- [Records]:
* * * * * * * * *

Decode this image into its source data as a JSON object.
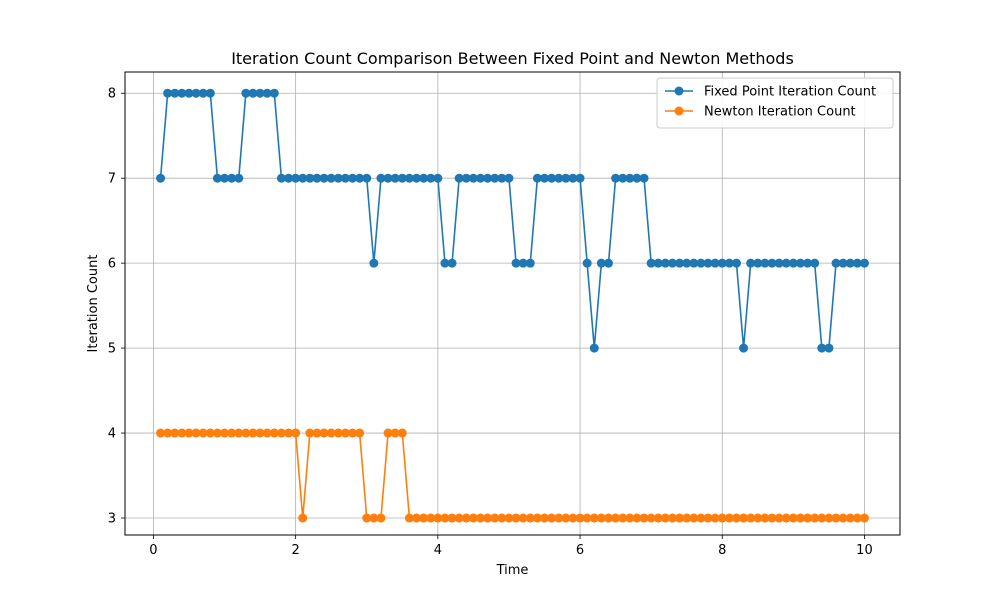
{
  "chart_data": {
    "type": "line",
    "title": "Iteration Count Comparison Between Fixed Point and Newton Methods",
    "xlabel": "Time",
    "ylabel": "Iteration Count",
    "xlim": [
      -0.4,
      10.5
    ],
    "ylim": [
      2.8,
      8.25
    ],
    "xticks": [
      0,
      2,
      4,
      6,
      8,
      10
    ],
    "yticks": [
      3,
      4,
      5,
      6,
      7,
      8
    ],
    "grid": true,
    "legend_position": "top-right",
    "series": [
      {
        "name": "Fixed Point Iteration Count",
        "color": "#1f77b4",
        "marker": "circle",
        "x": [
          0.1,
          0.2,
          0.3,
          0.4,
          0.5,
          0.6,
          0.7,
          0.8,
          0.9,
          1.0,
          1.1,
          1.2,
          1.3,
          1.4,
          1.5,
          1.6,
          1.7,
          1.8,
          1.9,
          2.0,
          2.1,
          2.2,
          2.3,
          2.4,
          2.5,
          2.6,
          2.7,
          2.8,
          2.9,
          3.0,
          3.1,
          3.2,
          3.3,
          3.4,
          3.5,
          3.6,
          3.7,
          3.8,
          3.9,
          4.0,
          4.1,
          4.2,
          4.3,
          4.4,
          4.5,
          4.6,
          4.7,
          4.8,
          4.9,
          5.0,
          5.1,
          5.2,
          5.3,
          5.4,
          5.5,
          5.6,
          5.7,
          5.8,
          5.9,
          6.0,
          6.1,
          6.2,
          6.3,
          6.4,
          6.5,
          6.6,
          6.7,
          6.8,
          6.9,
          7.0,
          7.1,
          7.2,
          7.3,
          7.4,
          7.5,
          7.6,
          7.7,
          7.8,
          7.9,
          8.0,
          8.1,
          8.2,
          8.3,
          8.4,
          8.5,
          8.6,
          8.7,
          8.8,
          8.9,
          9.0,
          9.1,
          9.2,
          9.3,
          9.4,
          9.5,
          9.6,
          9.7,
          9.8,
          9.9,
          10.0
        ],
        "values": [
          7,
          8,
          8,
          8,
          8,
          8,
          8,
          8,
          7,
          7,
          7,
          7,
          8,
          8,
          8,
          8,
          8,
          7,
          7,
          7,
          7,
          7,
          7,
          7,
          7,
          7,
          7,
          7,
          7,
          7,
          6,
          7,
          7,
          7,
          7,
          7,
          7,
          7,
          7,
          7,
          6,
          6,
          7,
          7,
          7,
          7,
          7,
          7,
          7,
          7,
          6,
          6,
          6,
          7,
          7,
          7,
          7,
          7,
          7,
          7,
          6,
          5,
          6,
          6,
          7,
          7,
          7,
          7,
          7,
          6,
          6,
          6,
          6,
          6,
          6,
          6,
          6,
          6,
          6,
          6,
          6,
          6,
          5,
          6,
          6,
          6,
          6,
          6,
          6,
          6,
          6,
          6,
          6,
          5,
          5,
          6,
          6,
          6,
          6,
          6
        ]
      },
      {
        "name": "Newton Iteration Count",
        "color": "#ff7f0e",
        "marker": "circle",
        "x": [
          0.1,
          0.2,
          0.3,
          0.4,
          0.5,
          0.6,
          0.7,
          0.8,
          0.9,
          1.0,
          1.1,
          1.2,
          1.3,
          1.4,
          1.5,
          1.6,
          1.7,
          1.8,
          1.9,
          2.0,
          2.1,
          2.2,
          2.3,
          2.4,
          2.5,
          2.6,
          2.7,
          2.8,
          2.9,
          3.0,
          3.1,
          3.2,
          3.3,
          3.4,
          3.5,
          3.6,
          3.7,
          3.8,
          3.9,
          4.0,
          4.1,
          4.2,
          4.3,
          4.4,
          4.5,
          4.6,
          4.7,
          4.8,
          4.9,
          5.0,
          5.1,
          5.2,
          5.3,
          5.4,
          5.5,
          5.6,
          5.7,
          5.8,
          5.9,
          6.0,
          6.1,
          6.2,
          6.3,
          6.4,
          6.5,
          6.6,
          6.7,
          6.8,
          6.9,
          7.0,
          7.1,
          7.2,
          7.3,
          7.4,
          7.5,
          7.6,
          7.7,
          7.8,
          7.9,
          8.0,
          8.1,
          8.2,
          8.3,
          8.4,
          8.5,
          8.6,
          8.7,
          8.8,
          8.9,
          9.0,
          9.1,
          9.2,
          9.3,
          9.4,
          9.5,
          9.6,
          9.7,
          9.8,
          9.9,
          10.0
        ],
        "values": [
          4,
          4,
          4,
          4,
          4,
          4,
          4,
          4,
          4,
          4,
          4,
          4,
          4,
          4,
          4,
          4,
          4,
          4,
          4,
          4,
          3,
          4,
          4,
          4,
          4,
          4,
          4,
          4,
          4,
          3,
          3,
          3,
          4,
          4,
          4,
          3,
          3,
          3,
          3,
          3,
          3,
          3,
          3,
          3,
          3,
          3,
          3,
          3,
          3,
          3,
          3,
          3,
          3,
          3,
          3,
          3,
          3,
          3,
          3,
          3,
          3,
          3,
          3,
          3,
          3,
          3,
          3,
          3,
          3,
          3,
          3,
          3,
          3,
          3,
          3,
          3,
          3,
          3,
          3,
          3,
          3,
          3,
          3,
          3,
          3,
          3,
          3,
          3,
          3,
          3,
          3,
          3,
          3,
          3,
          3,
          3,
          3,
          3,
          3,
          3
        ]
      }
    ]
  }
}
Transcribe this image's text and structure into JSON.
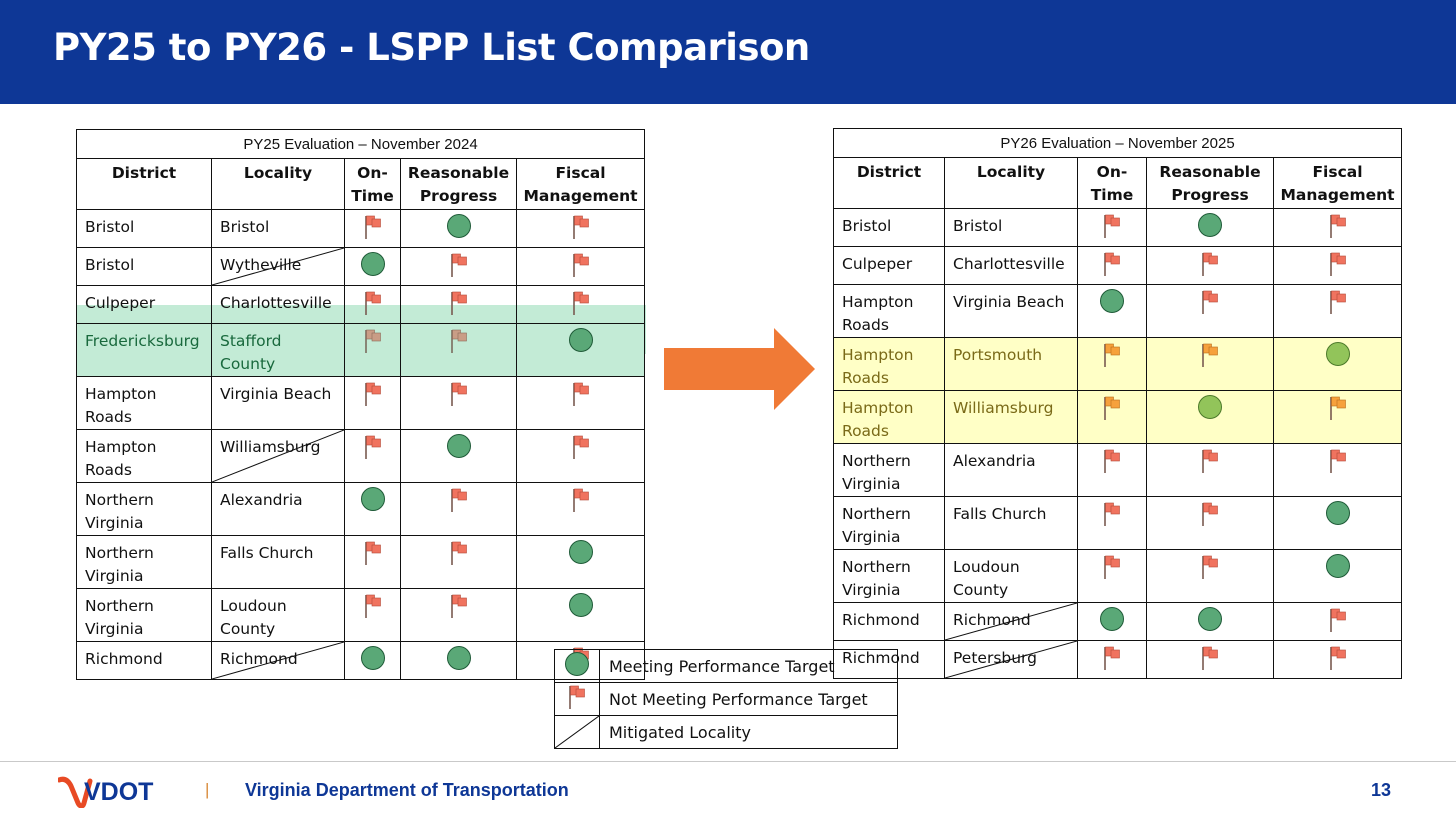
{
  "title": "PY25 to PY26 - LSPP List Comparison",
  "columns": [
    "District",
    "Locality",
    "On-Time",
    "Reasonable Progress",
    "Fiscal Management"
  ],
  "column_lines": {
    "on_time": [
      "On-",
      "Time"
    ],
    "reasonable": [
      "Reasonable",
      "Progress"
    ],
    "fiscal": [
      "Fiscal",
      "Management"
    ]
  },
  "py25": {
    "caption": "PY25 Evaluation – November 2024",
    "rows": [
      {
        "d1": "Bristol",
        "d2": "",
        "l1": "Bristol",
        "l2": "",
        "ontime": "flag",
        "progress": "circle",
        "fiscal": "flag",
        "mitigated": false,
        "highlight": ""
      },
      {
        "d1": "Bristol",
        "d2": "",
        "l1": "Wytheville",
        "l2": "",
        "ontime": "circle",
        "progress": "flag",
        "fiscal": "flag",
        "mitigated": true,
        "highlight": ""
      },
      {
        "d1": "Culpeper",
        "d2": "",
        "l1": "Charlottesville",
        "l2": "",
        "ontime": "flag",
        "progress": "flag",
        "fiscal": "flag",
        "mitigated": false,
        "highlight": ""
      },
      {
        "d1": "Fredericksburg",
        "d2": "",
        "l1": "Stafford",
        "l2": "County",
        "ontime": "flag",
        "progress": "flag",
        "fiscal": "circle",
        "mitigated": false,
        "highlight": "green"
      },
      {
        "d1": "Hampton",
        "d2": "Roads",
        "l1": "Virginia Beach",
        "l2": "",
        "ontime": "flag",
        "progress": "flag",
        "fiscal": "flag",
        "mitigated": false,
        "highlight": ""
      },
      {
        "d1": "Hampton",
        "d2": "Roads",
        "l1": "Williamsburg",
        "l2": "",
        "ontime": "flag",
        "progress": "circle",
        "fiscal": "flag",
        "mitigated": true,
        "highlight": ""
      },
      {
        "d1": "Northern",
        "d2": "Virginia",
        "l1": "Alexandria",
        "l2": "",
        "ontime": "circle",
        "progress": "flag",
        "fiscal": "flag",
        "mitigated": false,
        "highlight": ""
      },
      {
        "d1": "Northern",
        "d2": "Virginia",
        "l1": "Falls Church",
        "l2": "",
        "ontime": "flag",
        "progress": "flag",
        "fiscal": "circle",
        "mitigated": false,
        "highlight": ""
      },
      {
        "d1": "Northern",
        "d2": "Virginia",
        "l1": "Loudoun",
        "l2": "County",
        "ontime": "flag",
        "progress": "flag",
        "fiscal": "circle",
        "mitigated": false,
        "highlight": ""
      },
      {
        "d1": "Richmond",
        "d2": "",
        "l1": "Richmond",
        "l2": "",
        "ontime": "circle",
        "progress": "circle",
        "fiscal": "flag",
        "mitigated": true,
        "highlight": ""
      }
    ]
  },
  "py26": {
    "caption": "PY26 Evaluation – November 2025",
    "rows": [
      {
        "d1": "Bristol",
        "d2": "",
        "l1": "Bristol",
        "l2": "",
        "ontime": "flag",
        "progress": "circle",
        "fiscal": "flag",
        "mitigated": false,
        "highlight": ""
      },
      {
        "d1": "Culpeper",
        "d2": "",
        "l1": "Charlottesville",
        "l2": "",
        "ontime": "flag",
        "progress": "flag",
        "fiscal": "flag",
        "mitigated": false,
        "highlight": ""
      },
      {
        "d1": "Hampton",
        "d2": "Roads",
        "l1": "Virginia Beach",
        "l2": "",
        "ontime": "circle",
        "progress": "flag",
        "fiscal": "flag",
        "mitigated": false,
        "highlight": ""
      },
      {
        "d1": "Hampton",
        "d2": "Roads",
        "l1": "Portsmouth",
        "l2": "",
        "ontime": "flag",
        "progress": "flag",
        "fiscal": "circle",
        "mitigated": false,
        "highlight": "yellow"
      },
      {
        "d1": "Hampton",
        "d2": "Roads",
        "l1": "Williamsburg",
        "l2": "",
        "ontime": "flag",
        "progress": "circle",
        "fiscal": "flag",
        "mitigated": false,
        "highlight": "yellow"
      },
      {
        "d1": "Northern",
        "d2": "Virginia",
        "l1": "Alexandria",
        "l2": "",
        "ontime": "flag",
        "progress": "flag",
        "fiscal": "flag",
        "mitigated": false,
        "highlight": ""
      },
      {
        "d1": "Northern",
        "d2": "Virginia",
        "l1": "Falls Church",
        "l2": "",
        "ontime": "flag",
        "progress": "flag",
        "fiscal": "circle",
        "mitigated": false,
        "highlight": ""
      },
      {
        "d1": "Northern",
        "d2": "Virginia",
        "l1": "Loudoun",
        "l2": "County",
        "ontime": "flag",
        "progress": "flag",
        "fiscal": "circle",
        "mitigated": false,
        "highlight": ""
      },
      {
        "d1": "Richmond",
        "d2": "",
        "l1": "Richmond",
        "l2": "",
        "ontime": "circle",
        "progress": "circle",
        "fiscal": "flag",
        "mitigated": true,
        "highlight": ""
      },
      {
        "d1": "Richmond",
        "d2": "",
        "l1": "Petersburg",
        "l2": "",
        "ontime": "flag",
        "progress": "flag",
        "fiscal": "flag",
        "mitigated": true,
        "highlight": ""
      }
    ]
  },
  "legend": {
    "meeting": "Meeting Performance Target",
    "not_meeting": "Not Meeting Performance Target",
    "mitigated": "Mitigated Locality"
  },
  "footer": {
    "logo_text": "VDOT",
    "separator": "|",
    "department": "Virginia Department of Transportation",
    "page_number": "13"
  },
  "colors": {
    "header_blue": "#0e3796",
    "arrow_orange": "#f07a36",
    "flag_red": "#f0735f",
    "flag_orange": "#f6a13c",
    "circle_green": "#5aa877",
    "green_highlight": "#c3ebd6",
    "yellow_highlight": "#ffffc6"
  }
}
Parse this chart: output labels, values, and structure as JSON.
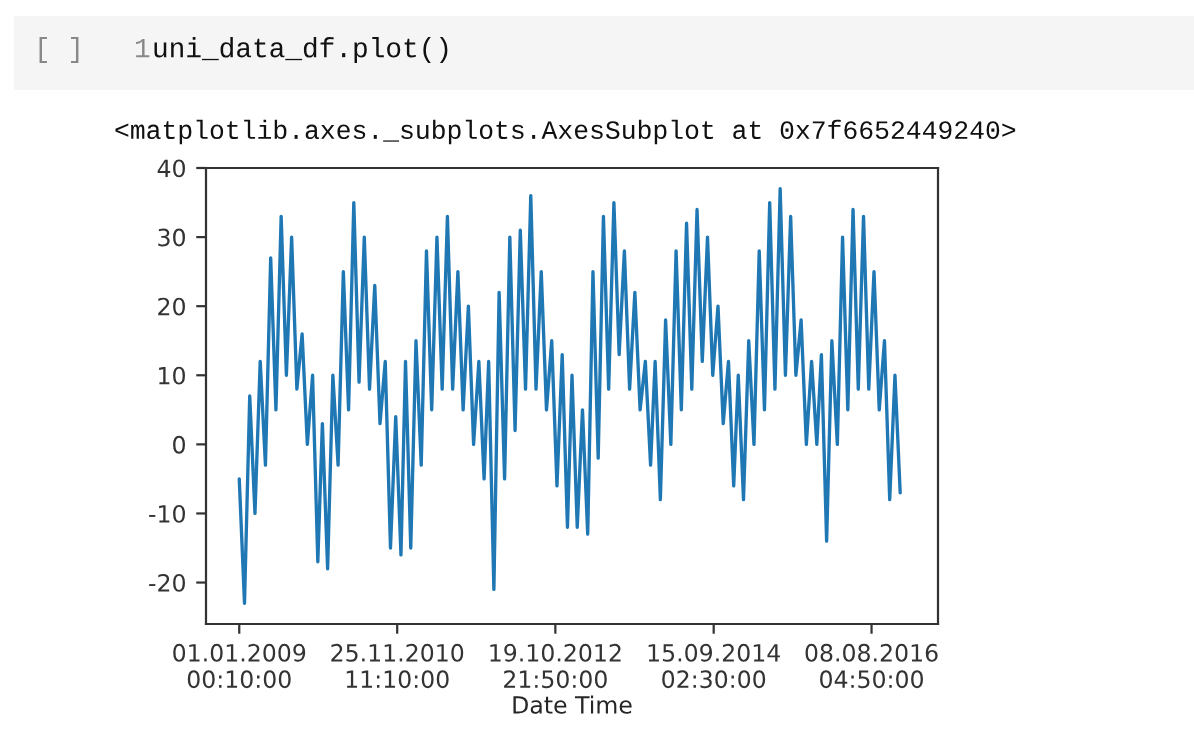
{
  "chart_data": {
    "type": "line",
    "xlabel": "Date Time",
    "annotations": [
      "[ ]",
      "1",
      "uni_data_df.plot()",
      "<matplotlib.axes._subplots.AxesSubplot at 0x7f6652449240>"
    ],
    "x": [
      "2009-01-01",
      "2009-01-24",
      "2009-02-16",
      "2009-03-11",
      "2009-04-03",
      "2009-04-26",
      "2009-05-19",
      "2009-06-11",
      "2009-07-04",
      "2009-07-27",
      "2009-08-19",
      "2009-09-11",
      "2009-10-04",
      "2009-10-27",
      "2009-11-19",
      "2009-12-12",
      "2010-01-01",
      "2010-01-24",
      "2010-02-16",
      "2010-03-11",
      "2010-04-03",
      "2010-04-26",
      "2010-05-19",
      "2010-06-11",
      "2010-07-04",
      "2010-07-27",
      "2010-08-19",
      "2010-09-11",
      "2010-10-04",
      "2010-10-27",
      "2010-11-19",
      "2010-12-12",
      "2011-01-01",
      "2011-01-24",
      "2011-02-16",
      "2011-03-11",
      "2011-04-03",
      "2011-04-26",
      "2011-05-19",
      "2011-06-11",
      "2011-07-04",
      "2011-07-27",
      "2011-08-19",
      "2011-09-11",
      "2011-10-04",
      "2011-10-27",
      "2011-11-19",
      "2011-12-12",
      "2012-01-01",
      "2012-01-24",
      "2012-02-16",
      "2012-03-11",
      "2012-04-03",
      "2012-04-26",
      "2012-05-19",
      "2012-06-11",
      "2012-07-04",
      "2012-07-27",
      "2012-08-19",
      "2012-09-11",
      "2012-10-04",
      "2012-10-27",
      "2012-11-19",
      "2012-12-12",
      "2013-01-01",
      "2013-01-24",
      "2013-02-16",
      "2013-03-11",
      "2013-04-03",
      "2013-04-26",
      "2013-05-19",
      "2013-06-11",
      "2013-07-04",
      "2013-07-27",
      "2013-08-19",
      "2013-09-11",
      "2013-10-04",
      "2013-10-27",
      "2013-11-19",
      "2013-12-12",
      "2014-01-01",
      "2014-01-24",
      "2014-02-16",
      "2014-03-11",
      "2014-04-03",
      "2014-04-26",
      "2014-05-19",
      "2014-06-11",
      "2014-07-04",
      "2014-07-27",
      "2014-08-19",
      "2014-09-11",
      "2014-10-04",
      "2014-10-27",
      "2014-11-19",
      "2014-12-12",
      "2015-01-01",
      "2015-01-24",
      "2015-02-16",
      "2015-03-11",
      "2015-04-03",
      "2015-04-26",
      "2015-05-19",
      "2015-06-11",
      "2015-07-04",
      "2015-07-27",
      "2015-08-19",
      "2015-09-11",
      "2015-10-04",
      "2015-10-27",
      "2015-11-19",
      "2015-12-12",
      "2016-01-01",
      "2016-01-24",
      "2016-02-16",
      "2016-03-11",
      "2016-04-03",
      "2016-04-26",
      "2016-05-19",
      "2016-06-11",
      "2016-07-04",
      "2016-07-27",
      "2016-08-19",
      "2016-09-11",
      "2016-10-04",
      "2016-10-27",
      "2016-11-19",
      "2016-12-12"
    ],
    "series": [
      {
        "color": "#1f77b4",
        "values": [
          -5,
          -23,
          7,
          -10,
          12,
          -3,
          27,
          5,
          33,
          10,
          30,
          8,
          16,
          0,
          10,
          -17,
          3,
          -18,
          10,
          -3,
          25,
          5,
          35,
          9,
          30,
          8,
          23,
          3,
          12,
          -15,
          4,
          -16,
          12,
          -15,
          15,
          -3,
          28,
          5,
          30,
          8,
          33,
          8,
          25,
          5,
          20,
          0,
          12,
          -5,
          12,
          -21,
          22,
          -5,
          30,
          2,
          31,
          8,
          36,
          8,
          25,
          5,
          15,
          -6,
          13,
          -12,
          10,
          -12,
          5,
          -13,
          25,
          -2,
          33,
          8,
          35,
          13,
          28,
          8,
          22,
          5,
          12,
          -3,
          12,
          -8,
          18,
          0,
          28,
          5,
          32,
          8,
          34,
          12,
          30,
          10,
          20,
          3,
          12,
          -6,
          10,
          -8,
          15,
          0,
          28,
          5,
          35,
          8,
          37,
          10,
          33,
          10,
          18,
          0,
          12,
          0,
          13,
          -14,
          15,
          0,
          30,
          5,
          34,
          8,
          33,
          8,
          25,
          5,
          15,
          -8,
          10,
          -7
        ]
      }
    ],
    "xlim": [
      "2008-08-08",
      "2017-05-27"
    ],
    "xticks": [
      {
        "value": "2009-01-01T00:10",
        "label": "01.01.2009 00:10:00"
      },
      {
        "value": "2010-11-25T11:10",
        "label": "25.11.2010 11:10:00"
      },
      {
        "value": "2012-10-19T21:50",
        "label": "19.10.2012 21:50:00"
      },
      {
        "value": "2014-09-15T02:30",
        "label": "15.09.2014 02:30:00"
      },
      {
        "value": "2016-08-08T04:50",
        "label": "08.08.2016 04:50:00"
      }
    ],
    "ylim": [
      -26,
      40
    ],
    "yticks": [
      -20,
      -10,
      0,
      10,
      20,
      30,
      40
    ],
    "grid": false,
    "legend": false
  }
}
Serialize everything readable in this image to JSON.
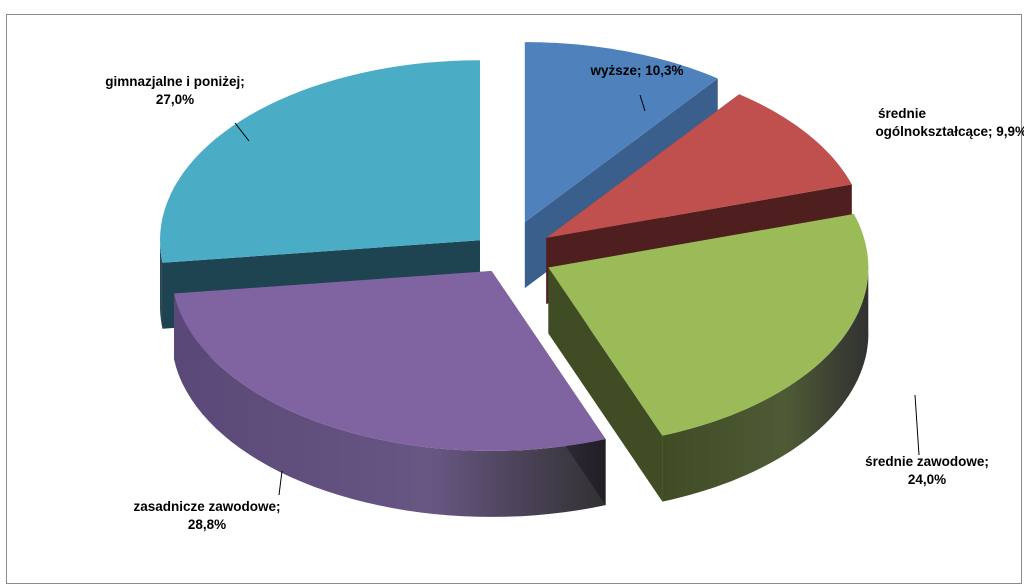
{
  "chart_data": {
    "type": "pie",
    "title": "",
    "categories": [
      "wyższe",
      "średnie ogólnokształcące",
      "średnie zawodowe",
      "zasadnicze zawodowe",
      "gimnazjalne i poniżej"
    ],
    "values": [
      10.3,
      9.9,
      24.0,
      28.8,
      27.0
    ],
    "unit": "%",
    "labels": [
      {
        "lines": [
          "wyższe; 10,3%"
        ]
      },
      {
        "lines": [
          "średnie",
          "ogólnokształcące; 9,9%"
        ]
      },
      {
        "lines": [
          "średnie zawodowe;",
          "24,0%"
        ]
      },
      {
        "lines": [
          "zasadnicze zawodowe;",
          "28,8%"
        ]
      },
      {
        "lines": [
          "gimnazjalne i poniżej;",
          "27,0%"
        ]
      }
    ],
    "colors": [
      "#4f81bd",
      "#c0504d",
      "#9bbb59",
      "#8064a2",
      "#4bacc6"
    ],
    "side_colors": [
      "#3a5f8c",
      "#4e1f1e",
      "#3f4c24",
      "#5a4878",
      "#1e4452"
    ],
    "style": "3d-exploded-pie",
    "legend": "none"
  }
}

* * * * * * * * *

- [To do]: Your task is to list each line of the records with the word "gimnazjalne".

- [Task response]:
      "gimnazjalne i poniżej"
          "gimnazjalne i poniżej;",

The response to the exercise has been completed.